[BEGIN]

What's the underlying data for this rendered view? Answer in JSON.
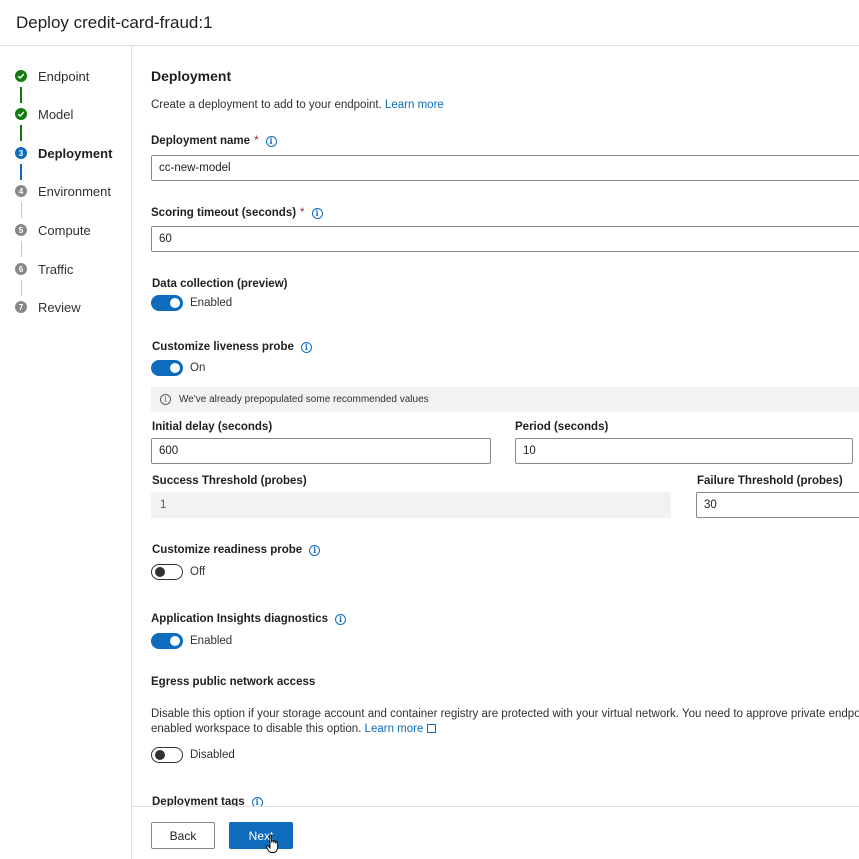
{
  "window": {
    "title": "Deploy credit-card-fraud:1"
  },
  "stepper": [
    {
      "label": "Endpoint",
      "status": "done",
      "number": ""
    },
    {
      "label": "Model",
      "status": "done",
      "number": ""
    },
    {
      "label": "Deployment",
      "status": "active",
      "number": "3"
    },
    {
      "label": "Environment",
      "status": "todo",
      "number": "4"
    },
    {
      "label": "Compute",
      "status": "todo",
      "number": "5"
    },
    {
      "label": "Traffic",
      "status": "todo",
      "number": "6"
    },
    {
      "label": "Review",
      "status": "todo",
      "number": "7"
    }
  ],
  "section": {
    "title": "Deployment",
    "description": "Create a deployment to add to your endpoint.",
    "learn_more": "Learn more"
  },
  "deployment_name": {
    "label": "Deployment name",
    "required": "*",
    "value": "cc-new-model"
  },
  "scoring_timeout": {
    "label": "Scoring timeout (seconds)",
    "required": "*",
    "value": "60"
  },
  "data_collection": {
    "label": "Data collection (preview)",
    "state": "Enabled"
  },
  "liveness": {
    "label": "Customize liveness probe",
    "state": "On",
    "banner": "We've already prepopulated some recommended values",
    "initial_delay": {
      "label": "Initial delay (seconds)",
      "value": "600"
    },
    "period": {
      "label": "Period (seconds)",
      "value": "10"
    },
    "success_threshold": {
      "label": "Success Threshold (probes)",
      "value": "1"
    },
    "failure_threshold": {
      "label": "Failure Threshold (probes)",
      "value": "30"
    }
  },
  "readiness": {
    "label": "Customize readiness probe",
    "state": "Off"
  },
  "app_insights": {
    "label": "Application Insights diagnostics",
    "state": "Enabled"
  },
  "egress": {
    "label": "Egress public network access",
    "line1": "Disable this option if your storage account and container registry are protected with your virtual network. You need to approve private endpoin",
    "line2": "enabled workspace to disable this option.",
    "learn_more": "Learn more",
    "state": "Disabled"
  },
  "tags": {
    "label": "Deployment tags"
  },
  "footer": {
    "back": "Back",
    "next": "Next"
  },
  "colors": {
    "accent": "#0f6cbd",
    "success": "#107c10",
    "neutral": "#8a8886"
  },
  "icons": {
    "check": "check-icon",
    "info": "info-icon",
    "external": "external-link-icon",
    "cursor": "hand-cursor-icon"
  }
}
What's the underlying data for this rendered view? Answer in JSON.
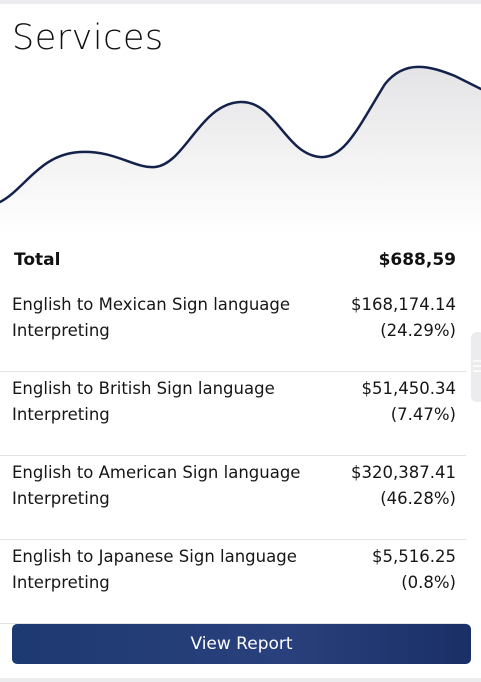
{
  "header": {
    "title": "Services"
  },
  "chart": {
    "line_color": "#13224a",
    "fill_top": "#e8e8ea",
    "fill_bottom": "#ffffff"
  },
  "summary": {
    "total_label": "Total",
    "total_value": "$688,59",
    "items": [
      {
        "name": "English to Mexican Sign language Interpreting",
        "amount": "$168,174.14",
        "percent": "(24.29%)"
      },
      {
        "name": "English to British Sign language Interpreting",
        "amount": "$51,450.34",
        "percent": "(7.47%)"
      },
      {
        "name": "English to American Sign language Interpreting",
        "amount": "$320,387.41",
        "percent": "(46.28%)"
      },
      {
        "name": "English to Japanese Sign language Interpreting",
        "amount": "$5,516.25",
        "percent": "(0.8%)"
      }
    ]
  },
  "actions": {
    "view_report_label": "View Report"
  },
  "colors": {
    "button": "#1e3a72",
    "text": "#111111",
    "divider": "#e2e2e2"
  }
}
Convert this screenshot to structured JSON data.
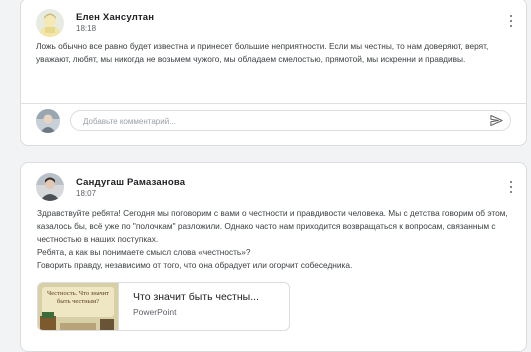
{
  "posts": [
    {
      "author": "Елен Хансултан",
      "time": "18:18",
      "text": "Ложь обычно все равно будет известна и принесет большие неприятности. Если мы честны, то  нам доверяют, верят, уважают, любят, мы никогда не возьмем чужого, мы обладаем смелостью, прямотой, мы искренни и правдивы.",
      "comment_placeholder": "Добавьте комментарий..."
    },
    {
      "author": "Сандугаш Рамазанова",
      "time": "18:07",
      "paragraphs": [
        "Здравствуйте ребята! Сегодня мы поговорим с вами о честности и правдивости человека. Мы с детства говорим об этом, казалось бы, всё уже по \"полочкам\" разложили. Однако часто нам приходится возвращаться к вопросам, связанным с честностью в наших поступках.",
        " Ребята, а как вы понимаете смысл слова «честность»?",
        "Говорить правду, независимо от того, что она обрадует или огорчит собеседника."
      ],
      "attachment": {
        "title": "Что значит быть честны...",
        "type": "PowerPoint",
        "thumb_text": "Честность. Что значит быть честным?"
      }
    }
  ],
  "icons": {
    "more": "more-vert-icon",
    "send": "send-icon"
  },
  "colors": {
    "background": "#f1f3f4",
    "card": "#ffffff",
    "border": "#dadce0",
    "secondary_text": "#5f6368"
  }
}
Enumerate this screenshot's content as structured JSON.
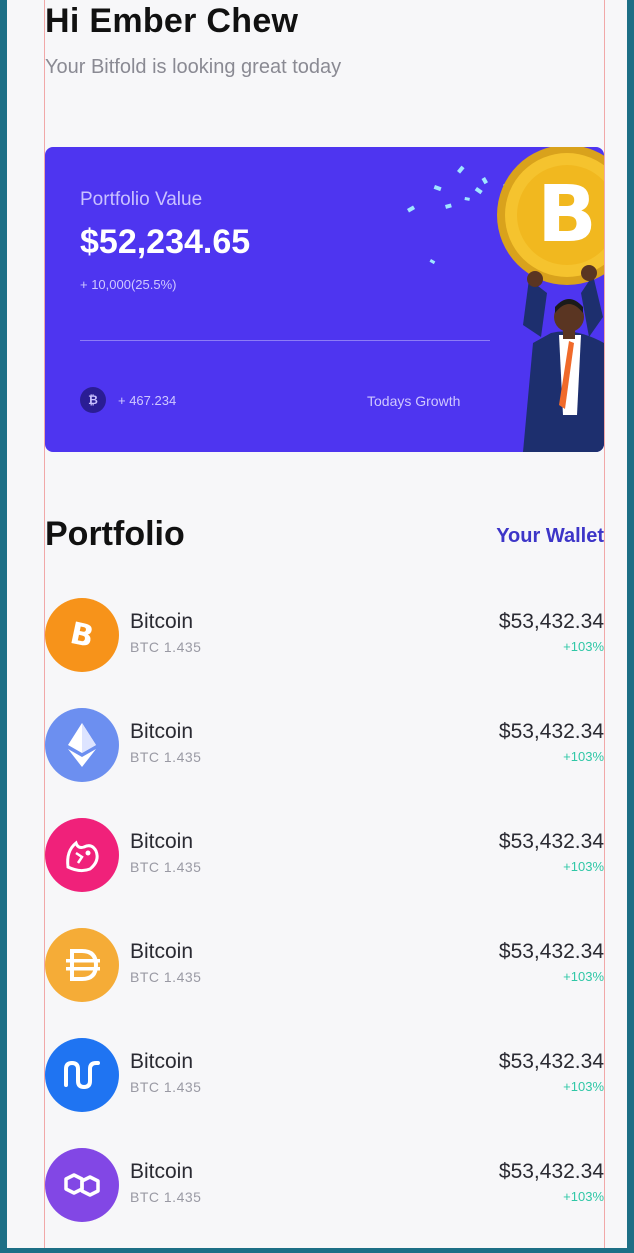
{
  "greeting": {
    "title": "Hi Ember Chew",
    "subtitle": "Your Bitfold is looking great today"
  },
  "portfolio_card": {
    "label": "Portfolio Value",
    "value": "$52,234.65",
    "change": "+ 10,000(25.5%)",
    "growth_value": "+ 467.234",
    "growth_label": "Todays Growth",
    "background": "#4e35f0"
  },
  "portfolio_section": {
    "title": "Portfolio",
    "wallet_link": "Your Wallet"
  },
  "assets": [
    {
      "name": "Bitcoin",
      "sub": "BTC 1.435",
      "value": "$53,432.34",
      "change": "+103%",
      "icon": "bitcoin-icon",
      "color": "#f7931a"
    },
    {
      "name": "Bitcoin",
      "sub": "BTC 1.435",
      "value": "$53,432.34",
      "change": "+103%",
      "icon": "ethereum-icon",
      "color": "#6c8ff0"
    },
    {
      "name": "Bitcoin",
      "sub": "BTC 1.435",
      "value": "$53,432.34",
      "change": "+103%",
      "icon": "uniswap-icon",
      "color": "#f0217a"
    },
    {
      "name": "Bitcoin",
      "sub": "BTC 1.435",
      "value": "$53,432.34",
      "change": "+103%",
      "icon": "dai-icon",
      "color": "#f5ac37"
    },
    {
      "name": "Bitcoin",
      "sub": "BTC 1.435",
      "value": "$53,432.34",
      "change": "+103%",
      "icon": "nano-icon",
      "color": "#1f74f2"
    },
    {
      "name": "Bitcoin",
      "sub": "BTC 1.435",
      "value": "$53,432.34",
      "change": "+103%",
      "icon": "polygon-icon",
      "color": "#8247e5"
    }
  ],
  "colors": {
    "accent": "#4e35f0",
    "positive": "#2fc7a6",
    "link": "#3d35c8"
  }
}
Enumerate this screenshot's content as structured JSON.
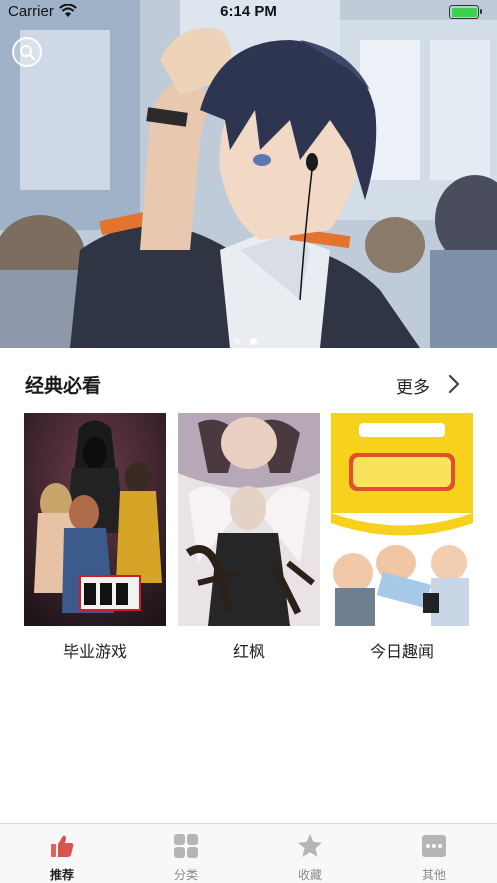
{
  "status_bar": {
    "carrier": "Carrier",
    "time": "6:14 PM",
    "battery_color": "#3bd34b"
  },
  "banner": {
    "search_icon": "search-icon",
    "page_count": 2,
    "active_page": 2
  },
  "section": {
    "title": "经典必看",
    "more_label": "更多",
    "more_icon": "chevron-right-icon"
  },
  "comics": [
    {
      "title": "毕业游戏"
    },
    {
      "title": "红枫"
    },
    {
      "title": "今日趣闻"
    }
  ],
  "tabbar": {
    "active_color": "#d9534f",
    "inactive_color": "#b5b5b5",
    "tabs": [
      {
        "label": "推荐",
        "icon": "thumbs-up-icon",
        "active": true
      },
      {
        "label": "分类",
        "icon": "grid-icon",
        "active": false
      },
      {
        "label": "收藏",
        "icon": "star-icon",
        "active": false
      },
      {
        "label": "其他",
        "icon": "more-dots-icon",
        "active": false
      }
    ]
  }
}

[END]

■ SHORT TASK:
Tally every line of the listing that holds the string "English", then give the number by itself.

■ RESPONSE TO THE EXERCISE:
4